# Records for this task start
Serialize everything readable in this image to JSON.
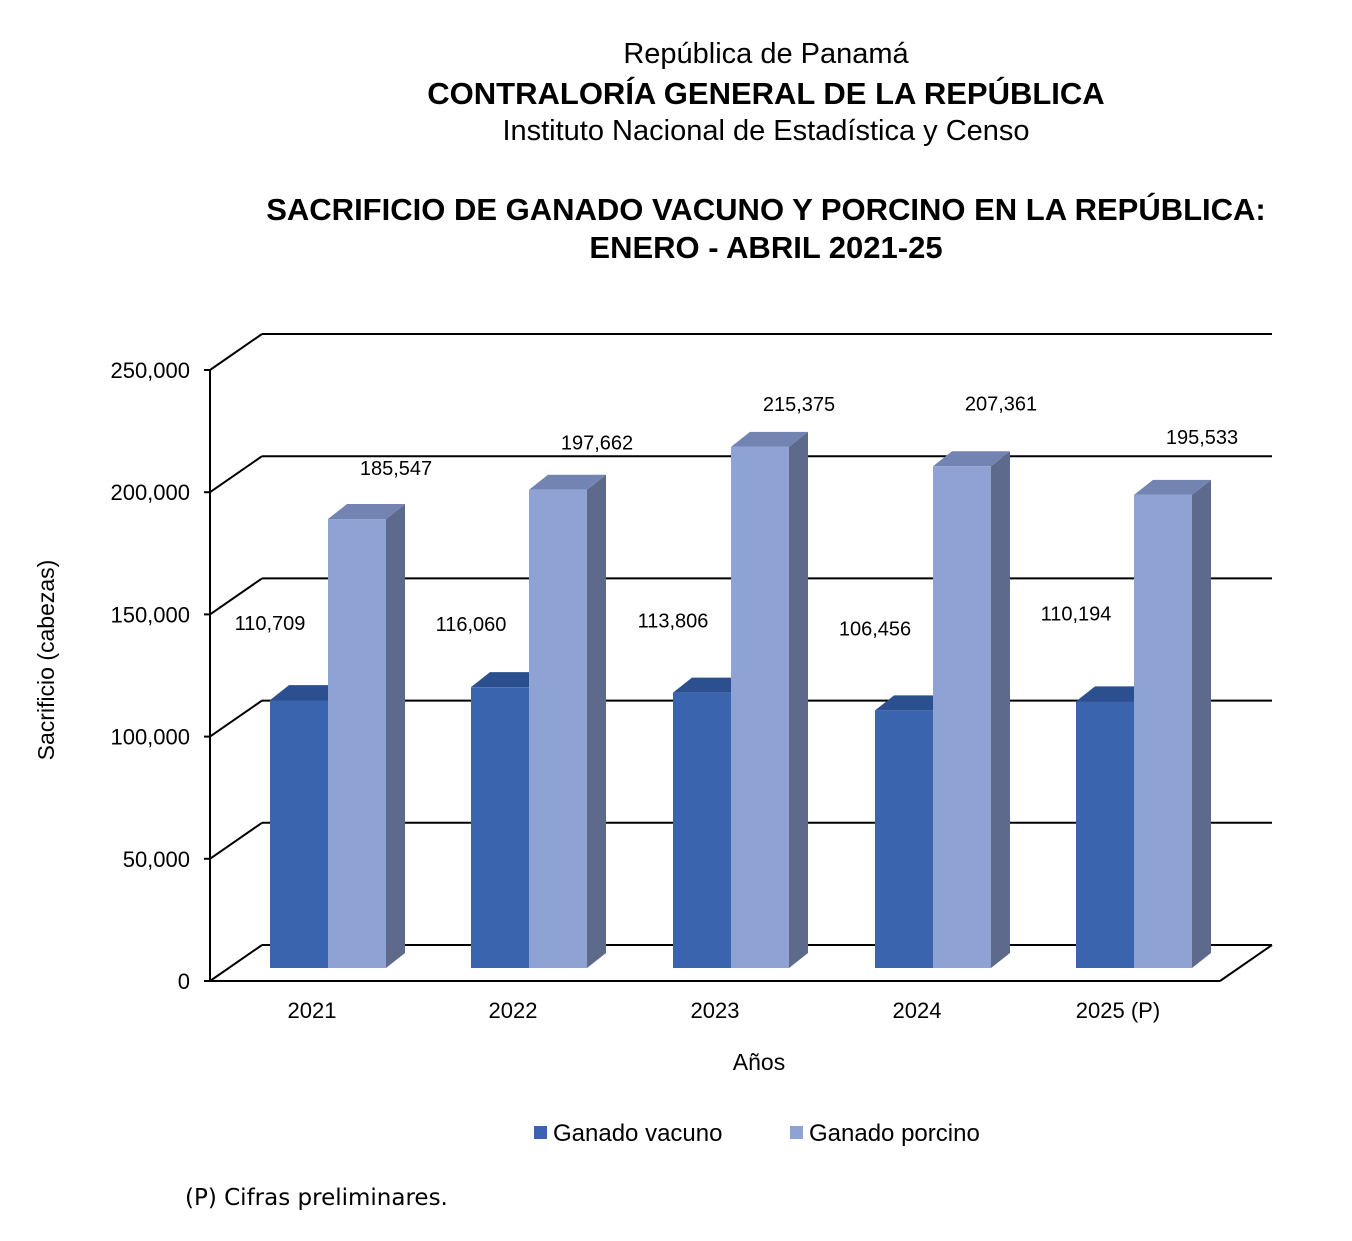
{
  "header": {
    "line1": "República de Panamá",
    "line2": "CONTRALORÍA GENERAL DE LA REPÚBLICA",
    "line3": "Instituto Nacional de Estadística y Censo"
  },
  "footnote": "(P) Cifras preliminares.",
  "colors": {
    "vacuno": "#3a64ae",
    "vacuno_side": "#294a86",
    "vacuno_top": "#2c4f8f",
    "porcino": "#8fa2d4",
    "porcino_side": "#5d6a8c",
    "porcino_top": "#7384b2"
  },
  "chart_data": {
    "type": "bar",
    "title": "SACRIFICIO DE GANADO VACUNO Y PORCINO EN LA REPÚBLICA:",
    "subtitle": "ENERO - ABRIL 2021-25",
    "xlabel": "Años",
    "ylabel": "Sacrificio (cabezas)",
    "ylim": [
      0,
      250000
    ],
    "yticks": [
      0,
      50000,
      100000,
      150000,
      200000,
      250000
    ],
    "ytick_labels": [
      "0",
      "50,000",
      "100,000",
      "150,000",
      "200,000",
      "250,000"
    ],
    "categories": [
      "2021",
      "2022",
      "2023",
      "2024",
      "2025 (P)"
    ],
    "series": [
      {
        "name": "Ganado vacuno",
        "values": [
          110709,
          116060,
          113806,
          106456,
          110194
        ],
        "labels": [
          "110,709",
          "116,060",
          "113,806",
          "106,456",
          "110,194"
        ]
      },
      {
        "name": "Ganado porcino",
        "values": [
          185547,
          197662,
          215375,
          207361,
          195533
        ],
        "labels": [
          "185,547",
          "197,662",
          "215,375",
          "207,361",
          "195,533"
        ]
      }
    ],
    "grid": true,
    "legend": "bottom"
  }
}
# Records for this task end
**Problem to work on**
Set down all the data again exactly as above, pictures excluded.

**Solution for this problem**
Serialize everything readable in this image to JSON.
{
  "header": {
    "line1": "República de Panamá",
    "line2": "CONTRALORÍA GENERAL DE LA REPÚBLICA",
    "line3": "Instituto Nacional de Estadística y Censo"
  },
  "footnote": "(P) Cifras preliminares.",
  "colors": {
    "vacuno": "#3a64ae",
    "vacuno_side": "#294a86",
    "vacuno_top": "#2c4f8f",
    "porcino": "#8fa2d4",
    "porcino_side": "#5d6a8c",
    "porcino_top": "#7384b2"
  },
  "chart_data": {
    "type": "bar",
    "title": "SACRIFICIO DE GANADO VACUNO Y PORCINO EN LA REPÚBLICA:",
    "subtitle": "ENERO - ABRIL 2021-25",
    "xlabel": "Años",
    "ylabel": "Sacrificio (cabezas)",
    "ylim": [
      0,
      250000
    ],
    "yticks": [
      0,
      50000,
      100000,
      150000,
      200000,
      250000
    ],
    "ytick_labels": [
      "0",
      "50,000",
      "100,000",
      "150,000",
      "200,000",
      "250,000"
    ],
    "categories": [
      "2021",
      "2022",
      "2023",
      "2024",
      "2025 (P)"
    ],
    "series": [
      {
        "name": "Ganado vacuno",
        "values": [
          110709,
          116060,
          113806,
          106456,
          110194
        ],
        "labels": [
          "110,709",
          "116,060",
          "113,806",
          "106,456",
          "110,194"
        ]
      },
      {
        "name": "Ganado porcino",
        "values": [
          185547,
          197662,
          215375,
          207361,
          195533
        ],
        "labels": [
          "185,547",
          "197,662",
          "215,375",
          "207,361",
          "195,533"
        ]
      }
    ],
    "grid": true,
    "legend": "bottom"
  }
}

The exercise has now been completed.